Excerto para ler.
A senhora que procurava vender o veículo atendeu o telefone e o o carro estava ainda para venda – «é óbvio que estava, ninguém compra uma coisa destas», graceja Nelson Silva.
«De início, a senhora não nos levou muito a sério, mas já com uma ideia do valor, fomos a casa, partimos os porquinhos mealheiros, cada um o seu, vimos as moedas que tínhamos e fomos para cima, porque o carro estava no Alentejo. Vimos o carro e ótimo: negócio feito. E voltámos ao Algarve», lembra José Gonçalves.
Na viagem de regresso, José Gonçalves notou algo estranho na viatura «o carro devia estar fechado há muito tempo e havia um certo cheiro a morto lá dentro. Nas primeiras semanas, comprámos aí uns 30 ambientadores». No entanto, a opinião sobre o cheiro diverge, porque, para Nelson Silva, o odor era apenas a «madeira».
Os dois amigos não só não revelam o valor da compra, como juraram não o fazer. No entanto, dão a entender que foi um bom negócio e ainda com um bónus: «a senhora disse-me: “olhe amigo, leva o caixão que está lá dentro, está novo, nunca foi utilizado!”».
O problema veio depois: «quando acordámos, é que pensámos: “comprámos um carro funerário, o que é que vamos fazer a isto?”», conta José Gonçalves.
«Ainda pensámos em ir a Odemira, para vender a surfistas, como é largo, podia ser bom por causa das pranchas de surf. E, como nos orientámos bem no negócio, pensámos metemos mais um “x” em cima e vender», acrescenta Nelson Silva.
Mas, depois, veio mais uma noite de copos, que coincidiu com o divórcio de Nelson Silva. «Isto acabou por surgir na sequência da comemoração do divórcio dele», conta José Gonçalves, que é prontamente interrompido por Nelson: «eu fui o primeiro cliente da Ripper Tours!».
«Nessa noite, pensámos: “e por que não fazer passeios turísticos no carro?”. Na primeira vez que dissemos isto, soou bem, mas, nos dois minutos seguintes, dissemos logo: “não, esquece, ninguém vai entrar lá dentro», lembra José Gonçalves.

Objetivo A. Resuma em duas frases o parágrafo do excerto sobre o carro funerário que começa por «Na viagem de regresso». Mantenha os factos principais.
Objetivo B. Enumere todos os nomes de regiões e localidades mencionados no excerto sobre o carro funerário.
Objetivo C. Escreva a continuação do relato sobre o carro funerário a partir da última frase apresentada.

Dados fornecidos.
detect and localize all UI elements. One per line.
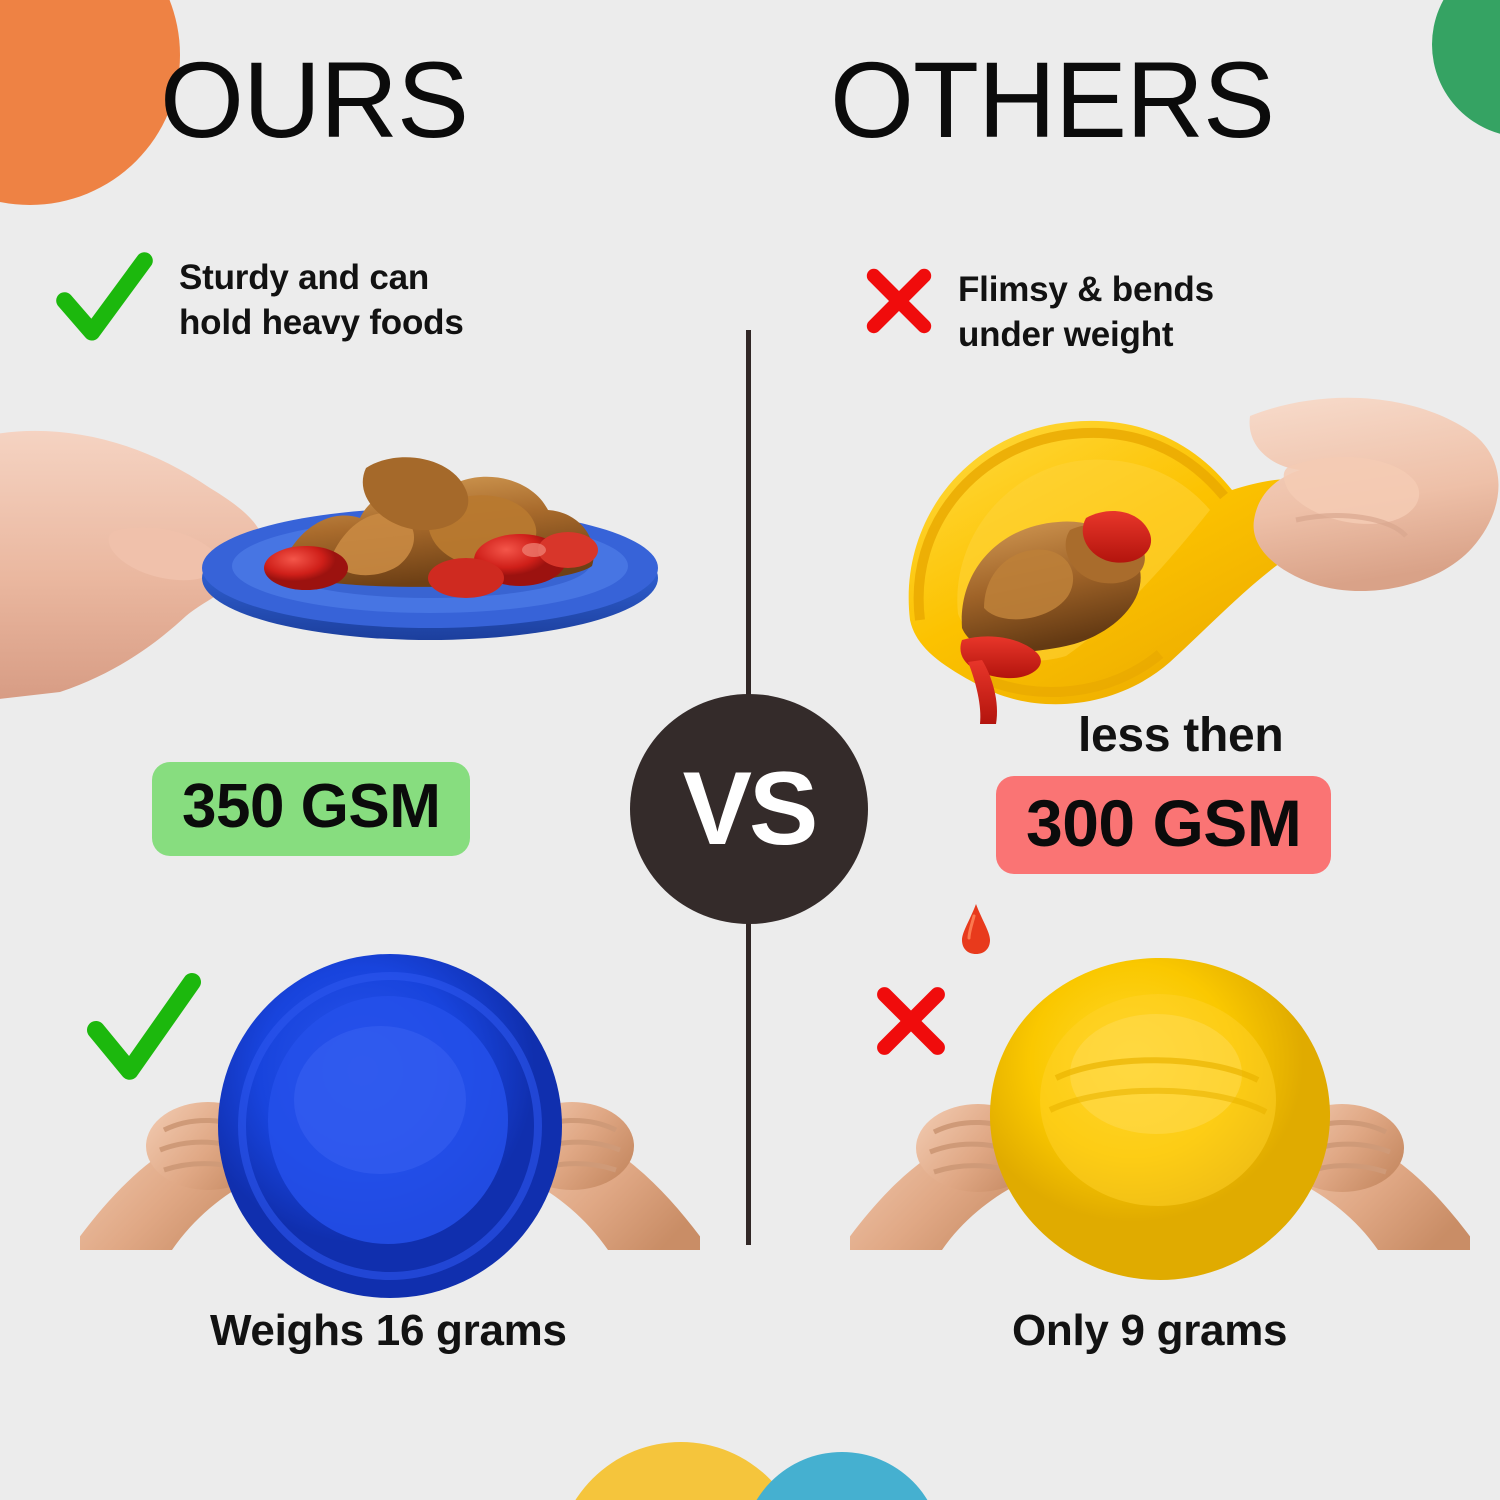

Resultado do exercício A. Na viagem de volta, José Gonçalves notou que o carro, que devia estar fechado há muito tempo, tinha um cheiro a morto, e nas primeiras semanas compraram uns 30 ambientadores. Nelson Silva tem outra opinião e diz que o cheiro era apenas o da madeira.

Resultado do exercício B.
- Alentejo
- Algarve
- Odemira

Resultado do exercício C.
Enganaram-se. Os amigos com quem falaram consideraram a ideia «genial» e tudo aquilo começou a fazer sentido. «Falámos com um amigo que tinha uma gráfica, pintámos e arranjámos tudo em casa e colámos o vinil no carro».
Depois, veio a parte burocrática que também foi afetada pela “estranheza” de aliar turismo a um carro funerário. «Quando criámos a atividade de animação turística, porque o objetivo é fazer tours na noite algarvia, tivemos de mandar os documentos do carro e ligaram-nos logo a dizer que nos tínhamos enganado porque mandámos um livrete de um carro fúnebre».
Não era engano e a Ripper Tours começou mesmo a operar em Maio de 2016. A partir daí, foi sempre a crescer e interessados não faltaram. «Houve uma página do Facebook que nos descobriu, o Ruim, e que nos mandou uma mensagem a perguntar “o que são vocês?”. Contámos a história e ele falou de nós. A partir daí, disparou. Saímos numa revista automóvel, depois na Rádio Comercial… foi um boom autêntico. No início do Verão, estávamos todas as noites na rua».
No entanto, quando o Verão entrou no auge, houve um problema: «quando começou a subir mesmo, as chaves da carrinha foram roubadas. Estivemos no pico do Verão com o carro parado e só voltámos a trabalhar há uns dois meses».
Apesar do pouco tempo de operação, Nelson Silva e José Gonçalves conseguem analisar quem mais aprecia passar uma noite, com amigos, num carro funerário: «temos mais portugueses, 60 ou 70% dos clientes que temos são portugueses e nós pensámos que isso nunca ia acontecer!».
Quando a Ripper Tours foi criada, «achávamos que íamos ter um determinado perfil, achámos que ia funcionar com jovens estrangeiros, mas a prova que temos é que resulta para toda a gente, portugueses e estrangeiros, novos e velhos. Já tivemos um casal na casa dos 60 anos», conta Nelson Silva.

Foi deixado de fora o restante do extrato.